SUPPLIED RECORDS:
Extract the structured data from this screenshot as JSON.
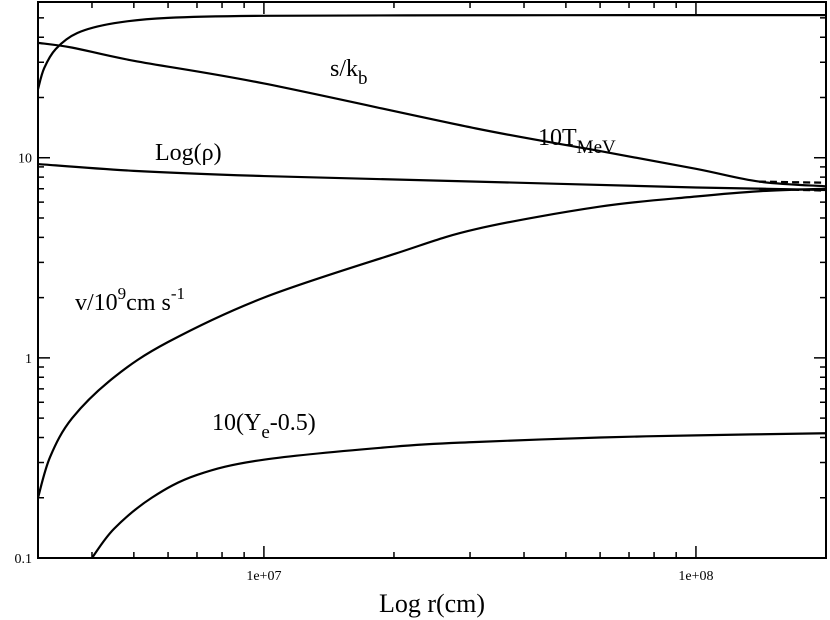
{
  "chart_data": {
    "type": "line",
    "xscale": "log",
    "yscale": "log",
    "xlim": [
      3000000,
      200000000
    ],
    "ylim": [
      0.1,
      60
    ],
    "xlabel": "Log r(cm)",
    "ylabel": "",
    "grid": false,
    "legend": "none",
    "xticks": [
      {
        "value": 10000000,
        "label": "1e+07"
      },
      {
        "value": 100000000,
        "label": "1e+08"
      }
    ],
    "yticks": [
      {
        "value": 0.1,
        "label": "0.1"
      },
      {
        "value": 1,
        "label": "1"
      },
      {
        "value": 10,
        "label": "10"
      }
    ],
    "series": [
      {
        "name": "s/k_b",
        "label": {
          "base": "s/k",
          "sub": "b"
        },
        "points": [
          [
            3000000,
            22
          ],
          [
            3100000,
            28
          ],
          [
            3300000,
            35
          ],
          [
            3700000,
            42
          ],
          [
            4500000,
            47
          ],
          [
            6000000,
            50
          ],
          [
            10000000,
            51.2
          ],
          [
            31000000,
            51.5
          ],
          [
            100000000,
            51.6
          ],
          [
            200000000,
            51.6
          ]
        ]
      },
      {
        "name": "10T_MeV",
        "label": {
          "base": "10T",
          "sub": "MeV"
        },
        "points": [
          [
            3000000,
            37.5
          ],
          [
            3600000,
            35.5
          ],
          [
            5000000,
            30.5
          ],
          [
            10000000,
            23.5
          ],
          [
            31000000,
            14
          ],
          [
            60000000,
            10.8
          ],
          [
            100000000,
            8.8
          ],
          [
            140000000,
            7.6
          ],
          [
            200000000,
            7.2
          ]
        ],
        "dashed_tail": [
          [
            140000000,
            7.6
          ],
          [
            200000000,
            7.5
          ]
        ]
      },
      {
        "name": "Log(ρ)",
        "label": {
          "base": "Log(ρ)"
        },
        "points": [
          [
            3000000,
            9.3
          ],
          [
            5000000,
            8.6
          ],
          [
            10000000,
            8.1
          ],
          [
            31000000,
            7.6
          ],
          [
            100000000,
            7.1
          ],
          [
            200000000,
            6.9
          ]
        ],
        "dashed_tail": [
          [
            140000000,
            7.0
          ],
          [
            200000000,
            6.85
          ]
        ]
      },
      {
        "name": "v/10^9 cm s^-1",
        "label": {
          "base": "v/10",
          "sup": "9",
          "mid": "cm s",
          "sup2": "-1"
        },
        "points": [
          [
            3000000,
            0.2
          ],
          [
            3200000,
            0.32
          ],
          [
            3600000,
            0.5
          ],
          [
            4500000,
            0.8
          ],
          [
            6000000,
            1.2
          ],
          [
            10000000,
            2.0
          ],
          [
            20000000,
            3.3
          ],
          [
            31000000,
            4.4
          ],
          [
            60000000,
            5.7
          ],
          [
            100000000,
            6.4
          ],
          [
            140000000,
            6.8
          ],
          [
            200000000,
            7.0
          ]
        ]
      },
      {
        "name": "10(Y_e-0.5)",
        "label": {
          "base": "10(Y",
          "sub": "e",
          "tail": "-0.5)"
        },
        "points": [
          [
            4000000,
            0.1
          ],
          [
            4500000,
            0.14
          ],
          [
            5500000,
            0.2
          ],
          [
            7000000,
            0.26
          ],
          [
            10000000,
            0.31
          ],
          [
            20000000,
            0.36
          ],
          [
            31000000,
            0.38
          ],
          [
            60000000,
            0.4
          ],
          [
            100000000,
            0.41
          ],
          [
            200000000,
            0.42
          ]
        ]
      }
    ]
  }
}
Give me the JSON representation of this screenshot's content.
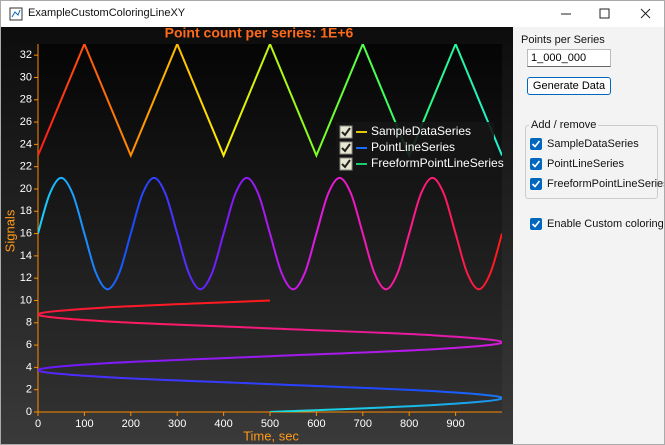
{
  "window": {
    "title": "ExampleCustomColoringLineXY"
  },
  "chart_data": {
    "type": "line",
    "title": "Point count per series: 1E+6",
    "x_label": "Time, sec",
    "y_label": "Signals",
    "xlim": [
      0,
      1000
    ],
    "ylim": [
      0,
      33
    ],
    "xticks": [
      0,
      100,
      200,
      300,
      400,
      500,
      600,
      700,
      800,
      900
    ],
    "yticks": [
      0,
      2,
      4,
      6,
      8,
      10,
      12,
      14,
      16,
      18,
      20,
      22,
      24,
      26,
      28,
      30,
      32
    ],
    "grid": false,
    "legend": "upper right",
    "series": [
      {
        "name": "SampleDataSeries",
        "color": "#e0c800",
        "checked": true,
        "smooth": false,
        "gradient_axis": "x",
        "gradient": [
          "#ff1a1a",
          "#ff8c00",
          "#ffee00",
          "#7dff20",
          "#2bff70",
          "#20f0d0"
        ],
        "x": [
          0,
          100,
          200,
          300,
          400,
          500,
          600,
          700,
          800,
          900,
          1000
        ],
        "values": [
          23,
          33,
          23,
          33,
          23,
          33,
          23,
          33,
          23,
          33,
          23
        ]
      },
      {
        "name": "PointLineSeries",
        "color": "#1a6cff",
        "checked": true,
        "smooth": true,
        "gradient_axis": "x",
        "gradient": [
          "#19d4ff",
          "#1a4cff",
          "#7a1aff",
          "#e01ae0",
          "#ff1a90",
          "#ff1a1a"
        ],
        "x": [
          0,
          25,
          50,
          75,
          100,
          125,
          150,
          175,
          200,
          225,
          250,
          275,
          300,
          325,
          350,
          375,
          400,
          425,
          450,
          475,
          500,
          525,
          550,
          575,
          600,
          625,
          650,
          675,
          700,
          725,
          750,
          775,
          800,
          825,
          850,
          875,
          900,
          925,
          950,
          975,
          1000
        ],
        "values": [
          16,
          19.54,
          21,
          19.54,
          16,
          12.46,
          11,
          12.46,
          16,
          19.54,
          21,
          19.54,
          16,
          12.46,
          11,
          12.46,
          16,
          19.54,
          21,
          19.54,
          16,
          12.46,
          11,
          12.46,
          16,
          19.54,
          21,
          19.54,
          16,
          12.46,
          11,
          12.46,
          16,
          19.54,
          21,
          19.54,
          16,
          12.46,
          11,
          12.46,
          16
        ]
      },
      {
        "name": "FreeformPointLineSeries",
        "color": "#1acc70",
        "checked": true,
        "smooth": true,
        "gradient_axis": "y",
        "gradient": [
          "#19e0e0",
          "#1a4cff",
          "#6a1aff",
          "#d01ae0",
          "#ff1a60",
          "#ff1a1a"
        ],
        "x": [
          500,
          853.6,
          1000,
          853.6,
          500,
          146.4,
          0,
          146.4,
          500,
          853.6,
          1000,
          853.6,
          500,
          146.4,
          0,
          146.4,
          500
        ],
        "values": [
          0,
          0.625,
          1.25,
          1.875,
          2.5,
          3.125,
          3.75,
          4.375,
          5,
          5.625,
          6.25,
          6.875,
          7.5,
          8.125,
          8.75,
          9.375,
          10
        ]
      }
    ]
  },
  "panel": {
    "points_label": "Points per Series",
    "points_value": "1_000_000",
    "generate_button": "Generate Data",
    "group_title": "Add / remove",
    "checkboxes": [
      {
        "label": "SampleDataSeries",
        "checked": true
      },
      {
        "label": "PointLineSeries",
        "checked": true
      },
      {
        "label": "FreeformPointLineSeries",
        "checked": true
      }
    ],
    "custom_coloring": {
      "label": "Enable Custom coloring",
      "checked": true
    }
  }
}
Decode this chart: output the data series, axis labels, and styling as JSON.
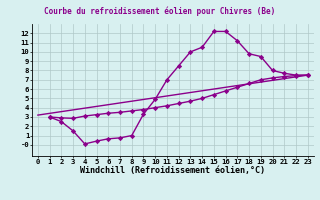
{
  "line1_x": [
    1,
    2,
    3,
    4,
    5,
    6,
    7,
    8,
    9,
    10,
    11,
    12,
    13,
    14,
    15,
    16,
    17,
    18,
    19,
    20,
    21,
    22,
    23
  ],
  "line1_y": [
    3.0,
    2.5,
    1.5,
    0.1,
    0.4,
    0.65,
    0.75,
    1.0,
    3.3,
    4.9,
    7.0,
    8.5,
    10.0,
    10.5,
    12.2,
    12.2,
    11.2,
    9.8,
    9.5,
    8.0,
    7.7,
    7.5,
    7.5
  ],
  "line2_x": [
    1,
    2,
    3,
    4,
    5,
    6,
    7,
    8,
    9,
    10,
    11,
    12,
    13,
    14,
    15,
    16,
    17,
    18,
    19,
    20,
    21,
    22,
    23
  ],
  "line2_y": [
    3.0,
    2.9,
    2.85,
    3.1,
    3.25,
    3.4,
    3.5,
    3.65,
    3.8,
    4.0,
    4.2,
    4.45,
    4.7,
    5.0,
    5.4,
    5.8,
    6.2,
    6.6,
    7.0,
    7.2,
    7.35,
    7.45,
    7.5
  ],
  "line3_x": [
    0,
    23
  ],
  "line3_y": [
    3.2,
    7.5
  ],
  "line_color": "#8B008B",
  "bg_color": "#d8f0f0",
  "grid_color": "#b0c8c8",
  "xlabel": "Windchill (Refroidissement éolien,°C)",
  "xlim": [
    -0.5,
    23.5
  ],
  "ylim": [
    -1.2,
    13
  ],
  "xticks": [
    0,
    1,
    2,
    3,
    4,
    5,
    6,
    7,
    8,
    9,
    10,
    11,
    12,
    13,
    14,
    15,
    16,
    17,
    18,
    19,
    20,
    21,
    22,
    23
  ],
  "yticks": [
    0,
    1,
    2,
    3,
    4,
    5,
    6,
    7,
    8,
    9,
    10,
    11,
    12
  ],
  "marker": "D",
  "marker_size": 2.2,
  "line_width": 1.0,
  "xlabel_fontsize": 6.0,
  "tick_fontsize": 5.2,
  "title": "Courbe du refroidissement éolien pour Chivres (Be)",
  "title_fontsize": 5.5
}
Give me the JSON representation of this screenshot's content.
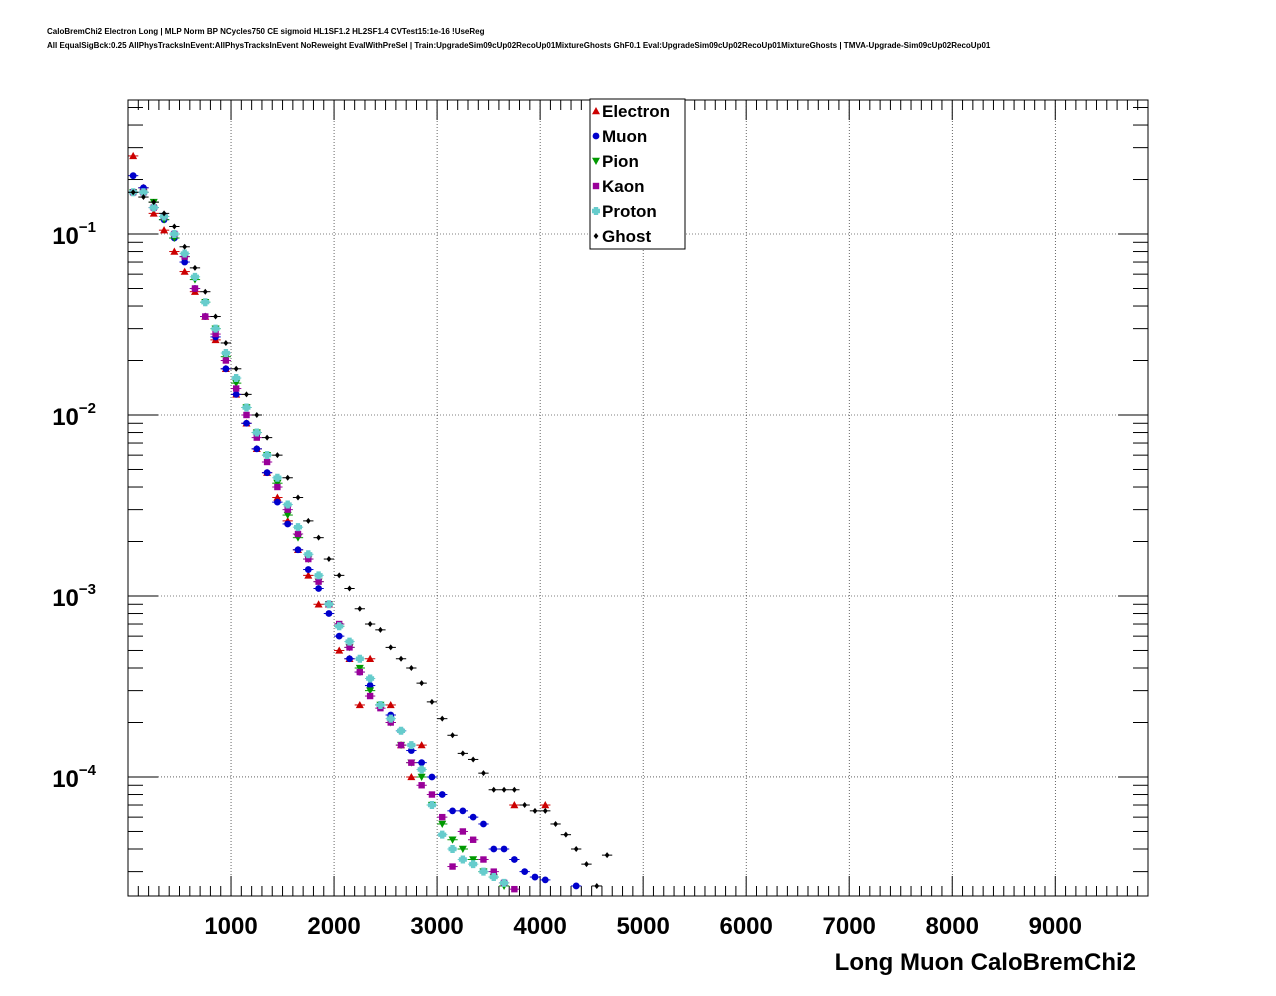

INSTRUCTION: Which lines hold the word "éolien"? Copy each of them from the records.

ANSWER:
  "xlabel": "Windchill (Refroidissement éolien,°C)",
  "title": "Courbe du refroidissement éolien pour Chivres (Be)",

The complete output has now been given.